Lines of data
--

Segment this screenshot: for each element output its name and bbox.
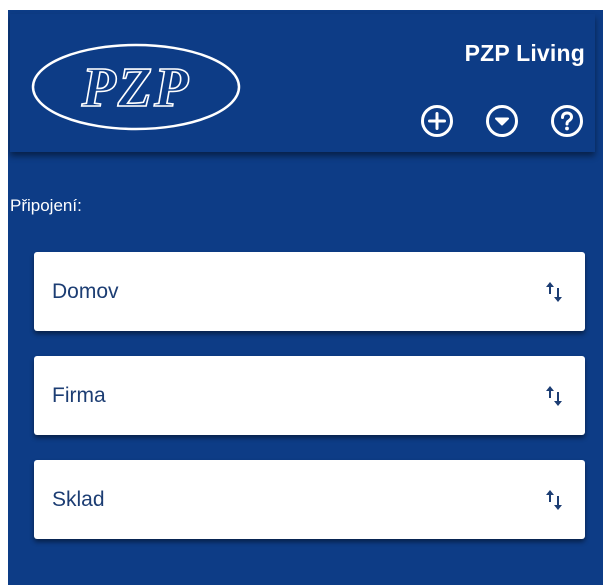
connection-item-firma[interactable]: Firma bbox=[34, 356, 585, 435]
logo-text: PZP bbox=[81, 57, 191, 119]
help-button[interactable] bbox=[550, 104, 584, 138]
add-connection-button[interactable] bbox=[420, 104, 454, 138]
dropdown-menu-button[interactable] bbox=[485, 104, 519, 138]
swap-arrows-icon bbox=[543, 383, 565, 409]
connection-name: Firma bbox=[52, 384, 106, 407]
app-header: PZP PZP Living bbox=[10, 14, 595, 152]
connection-name: Sklad bbox=[52, 488, 105, 511]
question-circle-icon bbox=[551, 105, 583, 137]
connection-name: Domov bbox=[52, 280, 119, 303]
app-window: PZP PZP Living Připojení: Domov Firma Sk… bbox=[8, 10, 603, 585]
connection-item-sklad[interactable]: Sklad bbox=[34, 460, 585, 539]
app-title: PZP Living bbox=[464, 40, 585, 66]
plus-circle-icon bbox=[421, 105, 453, 137]
connection-item-domov[interactable]: Domov bbox=[34, 252, 585, 331]
connections-label: Připojení: bbox=[10, 196, 82, 215]
chevron-down-circle-icon bbox=[486, 105, 518, 137]
pzp-logo: PZP bbox=[30, 42, 242, 132]
swap-arrows-icon bbox=[543, 279, 565, 305]
swap-arrows-icon bbox=[543, 487, 565, 513]
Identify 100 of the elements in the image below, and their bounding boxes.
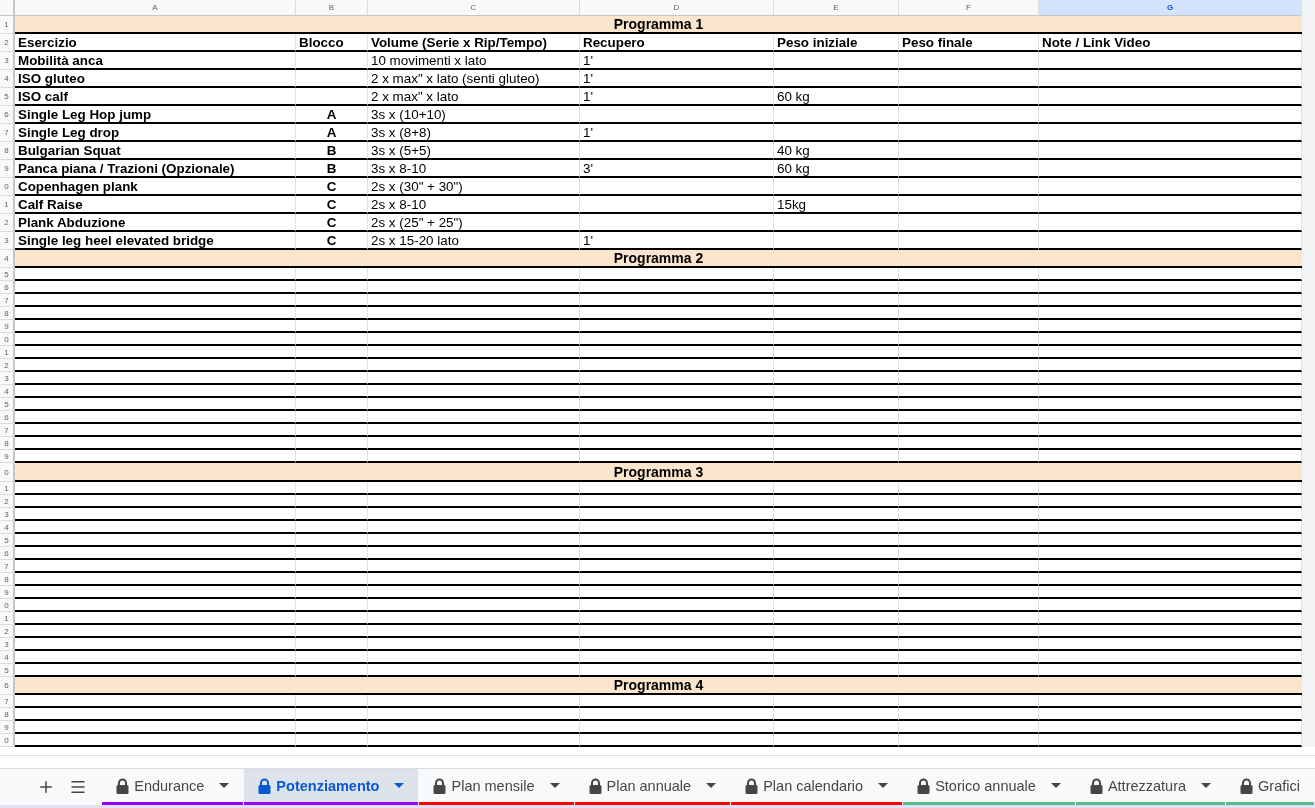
table-cell: 15kg — [774, 196, 899, 214]
row-number[interactable]: 8 — [0, 708, 15, 721]
lock-icon — [917, 777, 931, 794]
table-cell — [296, 307, 368, 320]
row-number[interactable]: 6 — [0, 106, 15, 124]
row-number[interactable]: 7 — [0, 124, 15, 142]
column-header[interactable]: D — [580, 0, 774, 16]
row-number[interactable]: 6 — [0, 281, 15, 294]
table-cell — [296, 573, 368, 586]
row-number[interactable]: 6 — [0, 677, 15, 695]
sheet-tab[interactable]: Plan calendario — [731, 769, 903, 805]
table-cell: 1' — [580, 124, 774, 142]
row-number[interactable]: 4 — [0, 70, 15, 88]
row-number[interactable]: 9 — [0, 320, 15, 333]
lock-icon — [1089, 777, 1103, 794]
table-cell: ISO gluteo — [15, 70, 296, 88]
table-cell — [296, 560, 368, 573]
menu-icon — [69, 778, 88, 796]
table-cell — [296, 320, 368, 333]
column-header[interactable]: E — [774, 0, 899, 16]
table-cell — [296, 346, 368, 359]
sheet-tab[interactable]: Plan annuale — [574, 769, 731, 805]
section-title: Programma 1 — [613, 16, 704, 32]
row-number[interactable]: 4 — [0, 250, 15, 268]
row-number[interactable]: 1 — [0, 196, 15, 214]
table-cell: 2s x (30" + 30") — [368, 178, 580, 196]
table-cell — [296, 88, 368, 106]
row-number[interactable]: 4 — [0, 385, 15, 398]
row-number[interactable]: 4 — [0, 651, 15, 664]
row-number[interactable]: 3 — [0, 232, 15, 250]
table-cell: Single Leg Hop jump — [15, 106, 296, 124]
table-cell: Bulgarian Squat — [15, 142, 296, 160]
column-header[interactable]: A — [15, 0, 296, 16]
table-cell — [296, 586, 368, 599]
column-header[interactable]: F — [899, 0, 1039, 16]
sheet-tab[interactable]: Attrezzatura — [1075, 769, 1226, 805]
row-number[interactable]: 0 — [0, 599, 15, 612]
row-number[interactable]: 3 — [0, 638, 15, 651]
row-number[interactable]: 1 — [0, 346, 15, 359]
lock-icon — [745, 777, 759, 794]
row-number[interactable]: 5 — [0, 534, 15, 547]
row-number[interactable]: 2 — [0, 495, 15, 508]
row-number[interactable]: 2 — [0, 359, 15, 372]
row-number[interactable]: 0 — [0, 463, 15, 482]
row-number[interactable]: 6 — [0, 547, 15, 560]
row-number[interactable]: 3 — [0, 508, 15, 521]
row-number[interactable]: 1 — [0, 16, 15, 34]
caret-icon — [1201, 783, 1212, 788]
row-number[interactable]: 8 — [0, 142, 15, 160]
row-number[interactable]: 9 — [0, 721, 15, 734]
sheet-tab[interactable]: Plan mensile — [419, 769, 574, 805]
table-cell — [296, 508, 368, 521]
row-number[interactable]: 7 — [0, 424, 15, 437]
table-cell: Plank Abduzione — [15, 214, 296, 232]
row-number[interactable]: 8 — [0, 573, 15, 586]
caret-icon — [219, 783, 230, 788]
row-number[interactable]: 9 — [0, 160, 15, 178]
row-number[interactable]: 5 — [0, 664, 15, 677]
row-number[interactable]: 9 — [0, 450, 15, 463]
table-cell: 3s x (8+8) — [368, 124, 580, 142]
column-header[interactable]: G — [1039, 0, 1302, 16]
row-number[interactable]: 0 — [0, 178, 15, 196]
row-number[interactable]: 7 — [0, 294, 15, 307]
sheet-tab[interactable]: Grafici — [1226, 769, 1314, 805]
column-header[interactable]: B — [296, 0, 368, 16]
sheet-tab[interactable]: Storico annuale — [903, 769, 1075, 805]
row-number[interactable]: 7 — [0, 695, 15, 708]
caret-icon — [394, 783, 405, 788]
row-number[interactable]: 3 — [0, 52, 15, 70]
row-number[interactable]: 8 — [0, 437, 15, 450]
row-number[interactable]: 2 — [0, 214, 15, 232]
row-number[interactable]: 8 — [0, 307, 15, 320]
row-number[interactable]: 0 — [0, 734, 15, 747]
table-cell — [296, 372, 368, 385]
row-number[interactable]: 5 — [0, 268, 15, 281]
row-number[interactable]: 4 — [0, 521, 15, 534]
row-number[interactable]: 9 — [0, 586, 15, 599]
table-cell — [296, 495, 368, 508]
table-cell: C — [296, 196, 368, 214]
row-number[interactable]: 6 — [0, 411, 15, 424]
row-number[interactable]: 0 — [0, 333, 15, 346]
row-number[interactable]: 7 — [0, 560, 15, 573]
row-number[interactable]: 1 — [0, 612, 15, 625]
row-number[interactable]: 3 — [0, 372, 15, 385]
column-header[interactable]: C — [368, 0, 580, 16]
row-number[interactable]: 5 — [0, 398, 15, 411]
caret-icon — [1050, 783, 1061, 788]
table-cell — [296, 721, 368, 734]
table-cell: 2s x 8-10 — [368, 196, 580, 214]
row-number[interactable]: 2 — [0, 625, 15, 638]
table-cell — [296, 437, 368, 450]
table-cell — [296, 482, 368, 495]
table-cell — [296, 734, 368, 747]
row-number[interactable]: 5 — [0, 88, 15, 106]
table-cell: C — [296, 214, 368, 232]
table-cell — [296, 612, 368, 625]
row-number[interactable]: 2 — [0, 34, 15, 52]
row-number[interactable]: 1 — [0, 482, 15, 495]
table-cell: 60 kg — [774, 88, 899, 106]
sheet-tab[interactable]: Potenziamento — [244, 769, 419, 805]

--

● Problem statement
Reproduce verbatim the lines of data starting at the line that contains "356, 585, 435]" and ending at the line that contains "Identify 100 of", with both of those lines included.

● Completed task
connection-item-firma[interactable]: Firma bbox=[34, 356, 585, 435]
logo-text: PZP bbox=[81, 57, 191, 119]
help-button[interactable] bbox=[550, 104, 584, 138]
add-connection-button[interactable] bbox=[420, 104, 454, 138]
dropdown-menu-button[interactable] bbox=[485, 104, 519, 138]
swap-arrows-icon bbox=[543, 383, 565, 409]
connection-name: Firma bbox=[52, 384, 106, 407]
app-header: PZP PZP Living bbox=[10, 14, 595, 152]
connection-name: Sklad bbox=[52, 488, 105, 511]
question-circle-icon bbox=[551, 105, 583, 137]
connection-name: Domov bbox=[52, 280, 119, 303]
app-window: PZP PZP Living Připojení: Domov Firma Sk… bbox=[8, 10, 603, 585]
connection-item-sklad[interactable]: Sklad bbox=[34, 460, 585, 539]
app-title: PZP Living bbox=[464, 40, 585, 66]
plus-circle-icon bbox=[421, 105, 453, 137]
connection-item-domov[interactable]: Domov bbox=[34, 252, 585, 331]
connections-label: Připojení: bbox=[10, 196, 82, 215]
chevron-down-circle-icon bbox=[486, 105, 518, 137]
pzp-logo: PZP bbox=[30, 42, 242, 132]
swap-arrows-icon bbox=[543, 279, 565, 305]
swap-arrows-icon bbox=[543, 487, 565, 513]
Identify 100 of the elements in the image below, and their bounding boxes.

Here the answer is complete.